Task to complete: Copy the records below exactly as they appear.

═════ Extracted records

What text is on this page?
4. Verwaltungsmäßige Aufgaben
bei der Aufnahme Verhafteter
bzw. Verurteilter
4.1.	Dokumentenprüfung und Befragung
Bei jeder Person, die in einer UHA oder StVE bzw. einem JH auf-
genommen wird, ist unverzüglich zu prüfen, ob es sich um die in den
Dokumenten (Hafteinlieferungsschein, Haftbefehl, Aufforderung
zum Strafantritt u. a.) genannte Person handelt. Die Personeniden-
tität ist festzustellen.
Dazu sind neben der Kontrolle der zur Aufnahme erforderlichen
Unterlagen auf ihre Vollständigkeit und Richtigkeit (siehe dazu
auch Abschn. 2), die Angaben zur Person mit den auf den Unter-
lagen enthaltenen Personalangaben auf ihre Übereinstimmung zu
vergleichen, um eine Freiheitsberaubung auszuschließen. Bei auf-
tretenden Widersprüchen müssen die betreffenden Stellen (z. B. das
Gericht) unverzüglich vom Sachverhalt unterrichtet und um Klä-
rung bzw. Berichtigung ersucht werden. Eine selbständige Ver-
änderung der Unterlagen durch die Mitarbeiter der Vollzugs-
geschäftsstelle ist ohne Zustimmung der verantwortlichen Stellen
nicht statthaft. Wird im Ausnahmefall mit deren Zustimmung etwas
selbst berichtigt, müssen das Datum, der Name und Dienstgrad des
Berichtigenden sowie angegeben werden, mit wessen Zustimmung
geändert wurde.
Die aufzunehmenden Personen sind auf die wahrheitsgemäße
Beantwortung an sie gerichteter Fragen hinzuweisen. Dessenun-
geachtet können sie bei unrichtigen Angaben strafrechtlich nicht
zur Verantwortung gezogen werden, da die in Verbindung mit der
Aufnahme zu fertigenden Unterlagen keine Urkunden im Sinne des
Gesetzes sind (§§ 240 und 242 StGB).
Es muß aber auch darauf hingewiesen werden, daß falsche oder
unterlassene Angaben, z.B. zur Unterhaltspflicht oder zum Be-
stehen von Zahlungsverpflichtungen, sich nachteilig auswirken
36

══════════

Your solution:
What text is on this page?
4. Verwaltungsmäßige Aufgaben
bei der Aufnahme Verhafteter
bzw. Verurteilter
4.1.	Dokumentenprüfung und Befragung
Bei jeder Person, die in einer UHA oder StVE bzw. einem JH auf-
genommen wird, ist unverzüglich zu prüfen, ob es sich um die in den
Dokumenten (Hafteinlieferungsschein, Haftbefehl, Aufforderung
zum Strafantritt u. a.) genannte Person handelt. Die Personeniden-
tität ist festzustellen.
Dazu sind neben der Kontrolle der zur Aufnahme erforderlichen
Unterlagen auf ihre Vollständigkeit und Richtigkeit (siehe dazu
auch Abschn. 2), die Angaben zur Person mit den auf den Unter-
lagen enthaltenen Personalangaben auf ihre Übereinstimmung zu
vergleichen, um eine Freiheitsberaubung auszuschließen. Bei auf-
tretenden Widersprüchen müssen die betreffenden Stellen (z. B. das
Gericht) unverzüglich vom Sachverhalt unterrichtet und um Klä-
rung bzw. Berichtigung ersucht werden. Eine selbständige Ver-
änderung der Unterlagen durch die Mitarbeiter der Vollzugs-
geschäftsstelle ist ohne Zustimmung der verantwortlichen Stellen
nicht statthaft. Wird im Ausnahmefall mit deren Zustimmung etwas
selbst berichtigt, müssen das Datum, der Name und Dienstgrad des
Berichtigenden sowie angegeben werden, mit wessen Zustimmung
geändert wurde.
Die aufzunehmenden Personen sind auf die wahrheitsgemäße
Beantwortung an sie gerichteter Fragen hinzuweisen. Dessenun-
geachtet können sie bei unrichtigen Angaben strafrechtlich nicht
zur Verantwortung gezogen werden, da die in Verbindung mit der
Aufnahme zu fertigenden Unterlagen keine Urkunden im Sinne des
Gesetzes sind (§§ 240 und 242 StGB).
Es muß aber auch darauf hingewiesen werden, daß falsche oder
unterlassene Angaben, z.B. zur Unterhaltspflicht oder zum Be-
stehen von Zahlungsverpflichtungen, sich nachteilig auswirken
36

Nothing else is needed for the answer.